═════ Supplied information

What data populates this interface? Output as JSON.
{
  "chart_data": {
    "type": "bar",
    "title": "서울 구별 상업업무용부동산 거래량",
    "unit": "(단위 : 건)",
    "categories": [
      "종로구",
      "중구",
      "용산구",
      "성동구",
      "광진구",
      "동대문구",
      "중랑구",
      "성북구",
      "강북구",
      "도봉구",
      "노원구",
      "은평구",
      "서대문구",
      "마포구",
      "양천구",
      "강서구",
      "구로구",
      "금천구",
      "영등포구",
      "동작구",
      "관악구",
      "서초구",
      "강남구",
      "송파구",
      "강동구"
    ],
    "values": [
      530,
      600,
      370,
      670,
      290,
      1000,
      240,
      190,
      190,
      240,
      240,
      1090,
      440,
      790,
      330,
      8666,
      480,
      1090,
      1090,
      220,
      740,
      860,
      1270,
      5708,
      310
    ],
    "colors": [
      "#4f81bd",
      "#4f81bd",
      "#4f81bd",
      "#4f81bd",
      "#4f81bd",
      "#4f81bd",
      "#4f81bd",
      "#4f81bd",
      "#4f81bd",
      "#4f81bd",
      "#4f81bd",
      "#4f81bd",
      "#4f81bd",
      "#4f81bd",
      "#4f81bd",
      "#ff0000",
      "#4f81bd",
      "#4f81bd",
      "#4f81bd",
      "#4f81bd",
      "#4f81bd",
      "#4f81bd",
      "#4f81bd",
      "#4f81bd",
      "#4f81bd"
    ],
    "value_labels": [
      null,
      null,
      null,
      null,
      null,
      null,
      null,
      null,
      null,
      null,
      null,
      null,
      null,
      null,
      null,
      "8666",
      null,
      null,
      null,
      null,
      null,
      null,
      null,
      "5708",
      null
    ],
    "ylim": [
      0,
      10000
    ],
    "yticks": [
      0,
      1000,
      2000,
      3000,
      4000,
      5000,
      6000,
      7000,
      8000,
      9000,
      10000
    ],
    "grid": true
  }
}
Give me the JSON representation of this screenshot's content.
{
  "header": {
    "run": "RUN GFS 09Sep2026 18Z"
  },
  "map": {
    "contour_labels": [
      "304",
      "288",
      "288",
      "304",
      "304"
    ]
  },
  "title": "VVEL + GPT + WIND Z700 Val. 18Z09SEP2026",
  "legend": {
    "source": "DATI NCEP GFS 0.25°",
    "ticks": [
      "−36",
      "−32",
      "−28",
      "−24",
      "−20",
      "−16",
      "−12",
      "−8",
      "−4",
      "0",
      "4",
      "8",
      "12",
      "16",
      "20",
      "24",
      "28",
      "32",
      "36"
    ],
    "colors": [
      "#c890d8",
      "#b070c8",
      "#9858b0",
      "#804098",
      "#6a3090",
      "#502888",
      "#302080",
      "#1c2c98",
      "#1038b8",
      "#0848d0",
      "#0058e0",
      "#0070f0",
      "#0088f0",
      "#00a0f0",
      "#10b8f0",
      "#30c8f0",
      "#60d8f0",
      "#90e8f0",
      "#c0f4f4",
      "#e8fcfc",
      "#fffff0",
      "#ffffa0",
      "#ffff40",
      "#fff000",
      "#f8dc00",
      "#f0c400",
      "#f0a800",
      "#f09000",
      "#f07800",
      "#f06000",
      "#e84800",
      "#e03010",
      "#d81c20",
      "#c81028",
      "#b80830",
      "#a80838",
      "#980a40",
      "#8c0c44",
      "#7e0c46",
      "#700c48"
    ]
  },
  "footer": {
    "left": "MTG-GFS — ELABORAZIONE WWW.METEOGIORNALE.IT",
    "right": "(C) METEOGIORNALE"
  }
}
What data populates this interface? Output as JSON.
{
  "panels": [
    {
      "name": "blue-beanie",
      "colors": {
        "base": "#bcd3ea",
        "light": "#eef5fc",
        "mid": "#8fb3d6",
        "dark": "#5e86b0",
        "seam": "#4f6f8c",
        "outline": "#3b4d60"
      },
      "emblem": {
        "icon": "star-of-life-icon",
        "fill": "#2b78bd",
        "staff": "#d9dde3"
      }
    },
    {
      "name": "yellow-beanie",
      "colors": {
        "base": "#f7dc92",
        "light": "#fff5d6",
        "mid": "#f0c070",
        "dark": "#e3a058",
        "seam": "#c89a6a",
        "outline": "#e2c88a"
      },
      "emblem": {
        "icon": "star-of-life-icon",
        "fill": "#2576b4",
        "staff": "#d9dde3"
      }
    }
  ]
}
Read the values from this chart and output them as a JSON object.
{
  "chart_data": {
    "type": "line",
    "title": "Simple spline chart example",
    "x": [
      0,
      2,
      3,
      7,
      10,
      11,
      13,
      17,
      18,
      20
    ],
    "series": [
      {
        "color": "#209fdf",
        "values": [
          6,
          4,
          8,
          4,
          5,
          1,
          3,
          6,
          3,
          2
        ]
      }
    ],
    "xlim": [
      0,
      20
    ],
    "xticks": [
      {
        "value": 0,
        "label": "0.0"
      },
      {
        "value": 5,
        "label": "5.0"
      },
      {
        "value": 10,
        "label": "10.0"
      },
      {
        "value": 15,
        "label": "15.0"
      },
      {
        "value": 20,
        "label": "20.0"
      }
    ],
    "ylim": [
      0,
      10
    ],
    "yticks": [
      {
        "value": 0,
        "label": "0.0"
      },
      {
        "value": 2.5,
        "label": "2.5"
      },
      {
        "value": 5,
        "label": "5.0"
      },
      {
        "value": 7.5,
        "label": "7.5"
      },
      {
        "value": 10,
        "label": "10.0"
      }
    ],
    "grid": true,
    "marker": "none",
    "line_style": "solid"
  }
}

══════════

_Exercise aim:_ Write out every entry above, word for word.

_The output:_
What data populates this interface? Output as JSON.
{
  "chart_data": {
    "type": "bar",
    "title": "서울 구별 상업업무용부동산 거래량",
    "unit": "(단위 : 건)",
    "categories": [
      "종로구",
      "중구",
      "용산구",
      "성동구",
      "광진구",
      "동대문구",
      "중랑구",
      "성북구",
      "강북구",
      "도봉구",
      "노원구",
      "은평구",
      "서대문구",
      "마포구",
      "양천구",
      "강서구",
      "구로구",
      "금천구",
      "영등포구",
      "동작구",
      "관악구",
      "서초구",
      "강남구",
      "송파구",
      "강동구"
    ],
    "values": [
      530,
      600,
      370,
      670,
      290,
      1000,
      240,
      190,
      190,
      240,
      240,
      1090,
      440,
      790,
      330,
      8666,
      480,
      1090,
      1090,
      220,
      740,
      860,
      1270,
      5708,
      310
    ],
    "colors": [
      "#4f81bd",
      "#4f81bd",
      "#4f81bd",
      "#4f81bd",
      "#4f81bd",
      "#4f81bd",
      "#4f81bd",
      "#4f81bd",
      "#4f81bd",
      "#4f81bd",
      "#4f81bd",
      "#4f81bd",
      "#4f81bd",
      "#4f81bd",
      "#4f81bd",
      "#ff0000",
      "#4f81bd",
      "#4f81bd",
      "#4f81bd",
      "#4f81bd",
      "#4f81bd",
      "#4f81bd",
      "#4f81bd",
      "#4f81bd",
      "#4f81bd"
    ],
    "value_labels": [
      null,
      null,
      null,
      null,
      null,
      null,
      null,
      null,
      null,
      null,
      null,
      null,
      null,
      null,
      null,
      "8666",
      null,
      null,
      null,
      null,
      null,
      null,
      null,
      "5708",
      null
    ],
    "ylim": [
      0,
      10000
    ],
    "yticks": [
      0,
      1000,
      2000,
      3000,
      4000,
      5000,
      6000,
      7000,
      8000,
      9000,
      10000
    ],
    "grid": true
  }
}
Give me the JSON representation of this screenshot's content.
{
  "header": {
    "run": "RUN GFS 09Sep2026 18Z"
  },
  "map": {
    "contour_labels": [
      "304",
      "288",
      "288",
      "304",
      "304"
    ]
  },
  "title": "VVEL + GPT + WIND Z700 Val. 18Z09SEP2026",
  "legend": {
    "source": "DATI NCEP GFS 0.25°",
    "ticks": [
      "−36",
      "−32",
      "−28",
      "−24",
      "−20",
      "−16",
      "−12",
      "−8",
      "−4",
      "0",
      "4",
      "8",
      "12",
      "16",
      "20",
      "24",
      "28",
      "32",
      "36"
    ],
    "colors": [
      "#c890d8",
      "#b070c8",
      "#9858b0",
      "#804098",
      "#6a3090",
      "#502888",
      "#302080",
      "#1c2c98",
      "#1038b8",
      "#0848d0",
      "#0058e0",
      "#0070f0",
      "#0088f0",
      "#00a0f0",
      "#10b8f0",
      "#30c8f0",
      "#60d8f0",
      "#90e8f0",
      "#c0f4f4",
      "#e8fcfc",
      "#fffff0",
      "#ffffa0",
      "#ffff40",
      "#fff000",
      "#f8dc00",
      "#f0c400",
      "#f0a800",
      "#f09000",
      "#f07800",
      "#f06000",
      "#e84800",
      "#e03010",
      "#d81c20",
      "#c81028",
      "#b80830",
      "#a80838",
      "#980a40",
      "#8c0c44",
      "#7e0c46",
      "#700c48"
    ]
  },
  "footer": {
    "left": "MTG-GFS — ELABORAZIONE WWW.METEOGIORNALE.IT",
    "right": "(C) METEOGIORNALE"
  }
}
What data populates this interface? Output as JSON.
{
  "panels": [
    {
      "name": "blue-beanie",
      "colors": {
        "base": "#bcd3ea",
        "light": "#eef5fc",
        "mid": "#8fb3d6",
        "dark": "#5e86b0",
        "seam": "#4f6f8c",
        "outline": "#3b4d60"
      },
      "emblem": {
        "icon": "star-of-life-icon",
        "fill": "#2b78bd",
        "staff": "#d9dde3"
      }
    },
    {
      "name": "yellow-beanie",
      "colors": {
        "base": "#f7dc92",
        "light": "#fff5d6",
        "mid": "#f0c070",
        "dark": "#e3a058",
        "seam": "#c89a6a",
        "outline": "#e2c88a"
      },
      "emblem": {
        "icon": "star-of-life-icon",
        "fill": "#2576b4",
        "staff": "#d9dde3"
      }
    }
  ]
}
Read the values from this chart and output them as a JSON object.
{
  "chart_data": {
    "type": "line",
    "title": "Simple spline chart example",
    "x": [
      0,
      2,
      3,
      7,
      10,
      11,
      13,
      17,
      18,
      20
    ],
    "series": [
      {
        "color": "#209fdf",
        "values": [
          6,
          4,
          8,
          4,
          5,
          1,
          3,
          6,
          3,
          2
        ]
      }
    ],
    "xlim": [
      0,
      20
    ],
    "xticks": [
      {
        "value": 0,
        "label": "0.0"
      },
      {
        "value": 5,
        "label": "5.0"
      },
      {
        "value": 10,
        "label": "10.0"
      },
      {
        "value": 15,
        "label": "15.0"
      },
      {
        "value": 20,
        "label": "20.0"
      }
    ],
    "ylim": [
      0,
      10
    ],
    "yticks": [
      {
        "value": 0,
        "label": "0.0"
      },
      {
        "value": 2.5,
        "label": "2.5"
      },
      {
        "value": 5,
        "label": "5.0"
      },
      {
        "value": 7.5,
        "label": "7.5"
      },
      {
        "value": 10,
        "label": "10.0"
      }
    ],
    "grid": true,
    "marker": "none",
    "line_style": "solid"
  }
}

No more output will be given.